Say the number of lines containing the string "Fischer", and say nothing else.

----- Data records

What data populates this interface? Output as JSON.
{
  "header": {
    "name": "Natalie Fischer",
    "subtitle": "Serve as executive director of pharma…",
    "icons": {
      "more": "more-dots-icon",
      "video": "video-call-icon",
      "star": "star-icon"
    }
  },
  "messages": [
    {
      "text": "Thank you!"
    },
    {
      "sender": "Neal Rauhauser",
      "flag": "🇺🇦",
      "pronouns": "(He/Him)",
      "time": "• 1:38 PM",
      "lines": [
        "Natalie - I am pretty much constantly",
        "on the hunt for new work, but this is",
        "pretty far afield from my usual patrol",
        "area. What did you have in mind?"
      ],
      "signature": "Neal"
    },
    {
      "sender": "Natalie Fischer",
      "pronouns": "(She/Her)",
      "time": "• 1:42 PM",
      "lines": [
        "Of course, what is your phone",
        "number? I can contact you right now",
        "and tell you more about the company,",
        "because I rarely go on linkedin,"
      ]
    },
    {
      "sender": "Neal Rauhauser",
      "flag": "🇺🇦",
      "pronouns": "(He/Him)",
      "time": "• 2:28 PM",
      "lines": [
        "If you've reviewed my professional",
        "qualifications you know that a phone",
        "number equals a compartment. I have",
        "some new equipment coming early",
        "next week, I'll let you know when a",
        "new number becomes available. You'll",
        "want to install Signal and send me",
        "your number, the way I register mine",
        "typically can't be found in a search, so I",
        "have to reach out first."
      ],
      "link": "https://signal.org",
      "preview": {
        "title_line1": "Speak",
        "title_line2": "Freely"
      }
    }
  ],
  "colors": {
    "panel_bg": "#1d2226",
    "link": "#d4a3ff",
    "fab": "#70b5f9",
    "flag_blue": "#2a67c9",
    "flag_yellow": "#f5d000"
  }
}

----------

• **Exercise response**
2